__WORK TO COMPLETE__. Return the listing below word for word.

__Items from a dataset__.
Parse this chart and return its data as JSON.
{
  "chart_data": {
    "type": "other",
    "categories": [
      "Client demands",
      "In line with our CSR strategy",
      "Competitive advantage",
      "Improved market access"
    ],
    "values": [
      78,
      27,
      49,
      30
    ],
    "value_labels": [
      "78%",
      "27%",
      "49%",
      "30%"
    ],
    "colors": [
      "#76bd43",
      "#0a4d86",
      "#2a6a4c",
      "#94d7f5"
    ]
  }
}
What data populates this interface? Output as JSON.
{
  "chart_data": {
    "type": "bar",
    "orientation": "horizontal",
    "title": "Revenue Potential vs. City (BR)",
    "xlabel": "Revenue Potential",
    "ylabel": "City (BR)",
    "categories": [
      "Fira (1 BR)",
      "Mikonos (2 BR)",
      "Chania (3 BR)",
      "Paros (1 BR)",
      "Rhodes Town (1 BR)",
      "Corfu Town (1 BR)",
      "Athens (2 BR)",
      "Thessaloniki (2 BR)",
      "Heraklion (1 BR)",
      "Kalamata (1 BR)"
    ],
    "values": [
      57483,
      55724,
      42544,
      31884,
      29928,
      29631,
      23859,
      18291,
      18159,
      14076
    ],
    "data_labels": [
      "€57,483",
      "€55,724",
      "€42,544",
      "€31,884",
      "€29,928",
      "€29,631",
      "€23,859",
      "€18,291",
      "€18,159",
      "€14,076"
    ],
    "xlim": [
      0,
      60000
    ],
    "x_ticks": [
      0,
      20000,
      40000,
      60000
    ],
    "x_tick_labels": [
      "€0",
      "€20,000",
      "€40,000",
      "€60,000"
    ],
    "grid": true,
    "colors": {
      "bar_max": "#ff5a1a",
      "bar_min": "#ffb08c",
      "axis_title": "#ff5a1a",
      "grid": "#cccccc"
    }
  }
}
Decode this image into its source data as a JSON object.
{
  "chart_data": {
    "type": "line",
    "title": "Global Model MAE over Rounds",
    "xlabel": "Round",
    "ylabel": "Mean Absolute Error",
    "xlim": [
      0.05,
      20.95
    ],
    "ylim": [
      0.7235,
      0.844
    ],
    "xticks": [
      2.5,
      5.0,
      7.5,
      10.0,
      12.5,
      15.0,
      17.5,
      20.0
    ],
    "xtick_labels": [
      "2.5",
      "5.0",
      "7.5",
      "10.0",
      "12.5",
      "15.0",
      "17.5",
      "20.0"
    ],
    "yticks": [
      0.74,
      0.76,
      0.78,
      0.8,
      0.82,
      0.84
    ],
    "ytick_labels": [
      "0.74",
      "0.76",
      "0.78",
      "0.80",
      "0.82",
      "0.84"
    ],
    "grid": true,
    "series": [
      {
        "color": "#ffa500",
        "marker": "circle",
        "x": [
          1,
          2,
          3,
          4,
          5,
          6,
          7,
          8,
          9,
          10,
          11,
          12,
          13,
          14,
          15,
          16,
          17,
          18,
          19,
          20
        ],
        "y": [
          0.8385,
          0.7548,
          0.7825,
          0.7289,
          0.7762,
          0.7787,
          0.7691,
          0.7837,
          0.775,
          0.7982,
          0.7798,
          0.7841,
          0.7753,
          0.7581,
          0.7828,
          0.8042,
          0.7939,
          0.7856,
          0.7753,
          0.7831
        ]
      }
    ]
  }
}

__COMPLETED TASK__.
Parse this chart and return its data as JSON.
{
  "chart_data": {
    "type": "other",
    "categories": [
      "Client demands",
      "In line with our CSR strategy",
      "Competitive advantage",
      "Improved market access"
    ],
    "values": [
      78,
      27,
      49,
      30
    ],
    "value_labels": [
      "78%",
      "27%",
      "49%",
      "30%"
    ],
    "colors": [
      "#76bd43",
      "#0a4d86",
      "#2a6a4c",
      "#94d7f5"
    ]
  }
}
What data populates this interface? Output as JSON.
{
  "chart_data": {
    "type": "bar",
    "orientation": "horizontal",
    "title": "Revenue Potential vs. City (BR)",
    "xlabel": "Revenue Potential",
    "ylabel": "City (BR)",
    "categories": [
      "Fira (1 BR)",
      "Mikonos (2 BR)",
      "Chania (3 BR)",
      "Paros (1 BR)",
      "Rhodes Town (1 BR)",
      "Corfu Town (1 BR)",
      "Athens (2 BR)",
      "Thessaloniki (2 BR)",
      "Heraklion (1 BR)",
      "Kalamata (1 BR)"
    ],
    "values": [
      57483,
      55724,
      42544,
      31884,
      29928,
      29631,
      23859,
      18291,
      18159,
      14076
    ],
    "data_labels": [
      "€57,483",
      "€55,724",
      "€42,544",
      "€31,884",
      "€29,928",
      "€29,631",
      "€23,859",
      "€18,291",
      "€18,159",
      "€14,076"
    ],
    "xlim": [
      0,
      60000
    ],
    "x_ticks": [
      0,
      20000,
      40000,
      60000
    ],
    "x_tick_labels": [
      "€0",
      "€20,000",
      "€40,000",
      "€60,000"
    ],
    "grid": true,
    "colors": {
      "bar_max": "#ff5a1a",
      "bar_min": "#ffb08c",
      "axis_title": "#ff5a1a",
      "grid": "#cccccc"
    }
  }
}
Decode this image into its source data as a JSON object.
{
  "chart_data": {
    "type": "line",
    "title": "Global Model MAE over Rounds",
    "xlabel": "Round",
    "ylabel": "Mean Absolute Error",
    "xlim": [
      0.05,
      20.95
    ],
    "ylim": [
      0.7235,
      0.844
    ],
    "xticks": [
      2.5,
      5.0,
      7.5,
      10.0,
      12.5,
      15.0,
      17.5,
      20.0
    ],
    "xtick_labels": [
      "2.5",
      "5.0",
      "7.5",
      "10.0",
      "12.5",
      "15.0",
      "17.5",
      "20.0"
    ],
    "yticks": [
      0.74,
      0.76,
      0.78,
      0.8,
      0.82,
      0.84
    ],
    "ytick_labels": [
      "0.74",
      "0.76",
      "0.78",
      "0.80",
      "0.82",
      "0.84"
    ],
    "grid": true,
    "series": [
      {
        "color": "#ffa500",
        "marker": "circle",
        "x": [
          1,
          2,
          3,
          4,
          5,
          6,
          7,
          8,
          9,
          10,
          11,
          12,
          13,
          14,
          15,
          16,
          17,
          18,
          19,
          20
        ],
        "y": [
          0.8385,
          0.7548,
          0.7825,
          0.7289,
          0.7762,
          0.7787,
          0.7691,
          0.7837,
          0.775,
          0.7982,
          0.7798,
          0.7841,
          0.7753,
          0.7581,
          0.7828,
          0.8042,
          0.7939,
          0.7856,
          0.7753,
          0.7831
        ]
      }
    ]
  }
}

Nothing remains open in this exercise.